Given request: Gather every line of the records below that contains the string "Recents", and copy each one in full.

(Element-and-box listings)

#####

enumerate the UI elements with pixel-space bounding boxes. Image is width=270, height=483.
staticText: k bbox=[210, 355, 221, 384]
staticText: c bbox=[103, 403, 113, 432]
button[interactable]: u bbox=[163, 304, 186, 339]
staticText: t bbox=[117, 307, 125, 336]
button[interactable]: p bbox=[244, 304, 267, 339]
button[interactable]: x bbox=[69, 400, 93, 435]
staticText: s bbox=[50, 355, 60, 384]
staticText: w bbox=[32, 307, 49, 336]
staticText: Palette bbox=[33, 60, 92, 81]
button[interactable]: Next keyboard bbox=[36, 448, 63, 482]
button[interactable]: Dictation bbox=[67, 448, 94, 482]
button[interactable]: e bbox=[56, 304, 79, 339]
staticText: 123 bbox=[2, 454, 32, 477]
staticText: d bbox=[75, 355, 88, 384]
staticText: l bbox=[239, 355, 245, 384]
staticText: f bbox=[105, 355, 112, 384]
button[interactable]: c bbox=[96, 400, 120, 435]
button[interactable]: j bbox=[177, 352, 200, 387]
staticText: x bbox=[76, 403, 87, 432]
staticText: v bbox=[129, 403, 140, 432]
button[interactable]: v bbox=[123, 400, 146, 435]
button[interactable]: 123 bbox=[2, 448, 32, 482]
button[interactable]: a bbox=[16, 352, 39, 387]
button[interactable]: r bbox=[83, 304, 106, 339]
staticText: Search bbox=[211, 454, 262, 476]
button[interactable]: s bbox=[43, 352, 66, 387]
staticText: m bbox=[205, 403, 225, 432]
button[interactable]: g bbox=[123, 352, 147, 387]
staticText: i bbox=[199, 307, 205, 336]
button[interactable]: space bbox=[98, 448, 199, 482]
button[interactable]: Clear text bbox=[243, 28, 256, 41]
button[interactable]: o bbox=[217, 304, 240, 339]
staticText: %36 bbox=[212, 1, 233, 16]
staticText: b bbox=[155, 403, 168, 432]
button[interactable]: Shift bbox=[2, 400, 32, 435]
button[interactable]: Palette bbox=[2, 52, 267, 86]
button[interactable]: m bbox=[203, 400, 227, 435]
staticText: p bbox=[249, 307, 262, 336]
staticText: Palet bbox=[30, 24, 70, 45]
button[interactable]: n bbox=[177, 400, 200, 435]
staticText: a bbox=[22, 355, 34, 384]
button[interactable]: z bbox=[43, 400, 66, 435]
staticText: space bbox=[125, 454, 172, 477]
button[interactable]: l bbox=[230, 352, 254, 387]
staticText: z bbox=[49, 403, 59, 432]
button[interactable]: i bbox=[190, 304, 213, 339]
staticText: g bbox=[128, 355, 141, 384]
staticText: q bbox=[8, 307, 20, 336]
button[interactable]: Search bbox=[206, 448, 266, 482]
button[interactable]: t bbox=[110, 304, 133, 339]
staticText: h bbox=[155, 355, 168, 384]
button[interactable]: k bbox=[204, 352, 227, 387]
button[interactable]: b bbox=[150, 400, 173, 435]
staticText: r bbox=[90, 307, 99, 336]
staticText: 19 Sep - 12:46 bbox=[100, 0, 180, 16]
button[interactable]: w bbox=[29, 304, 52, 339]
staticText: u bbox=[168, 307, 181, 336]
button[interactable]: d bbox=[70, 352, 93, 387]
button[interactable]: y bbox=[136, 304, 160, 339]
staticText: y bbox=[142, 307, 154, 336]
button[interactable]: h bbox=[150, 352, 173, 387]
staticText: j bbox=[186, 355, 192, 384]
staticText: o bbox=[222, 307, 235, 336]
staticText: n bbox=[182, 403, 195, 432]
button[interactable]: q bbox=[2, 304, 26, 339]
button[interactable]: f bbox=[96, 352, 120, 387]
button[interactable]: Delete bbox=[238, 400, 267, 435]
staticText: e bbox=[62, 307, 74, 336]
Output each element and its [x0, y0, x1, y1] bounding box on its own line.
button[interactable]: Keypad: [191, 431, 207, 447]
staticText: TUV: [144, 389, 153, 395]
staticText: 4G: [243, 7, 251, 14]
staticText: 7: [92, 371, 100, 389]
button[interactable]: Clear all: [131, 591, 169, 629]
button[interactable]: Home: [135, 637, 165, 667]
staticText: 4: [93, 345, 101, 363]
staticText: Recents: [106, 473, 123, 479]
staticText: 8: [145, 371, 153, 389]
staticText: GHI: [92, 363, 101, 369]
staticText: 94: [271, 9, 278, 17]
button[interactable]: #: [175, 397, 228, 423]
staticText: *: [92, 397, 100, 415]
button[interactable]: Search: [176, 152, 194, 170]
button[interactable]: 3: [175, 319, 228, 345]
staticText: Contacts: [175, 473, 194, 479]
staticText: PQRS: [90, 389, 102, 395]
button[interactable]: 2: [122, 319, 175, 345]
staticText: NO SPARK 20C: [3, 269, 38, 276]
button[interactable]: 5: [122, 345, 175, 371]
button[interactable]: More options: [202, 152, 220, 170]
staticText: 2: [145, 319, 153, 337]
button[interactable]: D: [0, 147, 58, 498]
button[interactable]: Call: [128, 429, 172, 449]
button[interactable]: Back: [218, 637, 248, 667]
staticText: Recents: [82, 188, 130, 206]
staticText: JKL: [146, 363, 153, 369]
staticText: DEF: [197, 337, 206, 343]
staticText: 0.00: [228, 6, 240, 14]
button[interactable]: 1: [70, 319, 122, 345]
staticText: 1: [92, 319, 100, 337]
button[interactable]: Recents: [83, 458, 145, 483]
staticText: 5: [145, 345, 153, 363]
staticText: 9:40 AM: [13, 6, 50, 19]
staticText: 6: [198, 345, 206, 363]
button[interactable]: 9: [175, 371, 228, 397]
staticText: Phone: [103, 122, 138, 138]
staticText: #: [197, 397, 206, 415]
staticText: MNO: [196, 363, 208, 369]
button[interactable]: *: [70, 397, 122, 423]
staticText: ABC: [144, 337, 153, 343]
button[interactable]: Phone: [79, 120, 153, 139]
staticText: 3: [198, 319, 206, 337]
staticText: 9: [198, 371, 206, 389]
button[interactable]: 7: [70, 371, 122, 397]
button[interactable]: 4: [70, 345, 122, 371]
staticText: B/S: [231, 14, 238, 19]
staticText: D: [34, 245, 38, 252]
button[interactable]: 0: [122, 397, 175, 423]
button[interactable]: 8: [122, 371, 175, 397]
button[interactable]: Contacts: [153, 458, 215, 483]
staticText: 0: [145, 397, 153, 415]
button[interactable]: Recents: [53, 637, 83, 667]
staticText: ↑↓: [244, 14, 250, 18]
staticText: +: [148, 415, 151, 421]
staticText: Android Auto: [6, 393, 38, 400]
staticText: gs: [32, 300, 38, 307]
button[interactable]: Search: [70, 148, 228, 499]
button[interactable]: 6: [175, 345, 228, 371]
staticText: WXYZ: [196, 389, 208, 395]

#####

Finished exercise:
staticText: Recents: [106, 473, 123, 479]
staticText: Recents: [82, 188, 130, 206]
button[interactable]: Recents: [83, 458, 145, 483]
button[interactable]: Recents: [53, 637, 83, 667]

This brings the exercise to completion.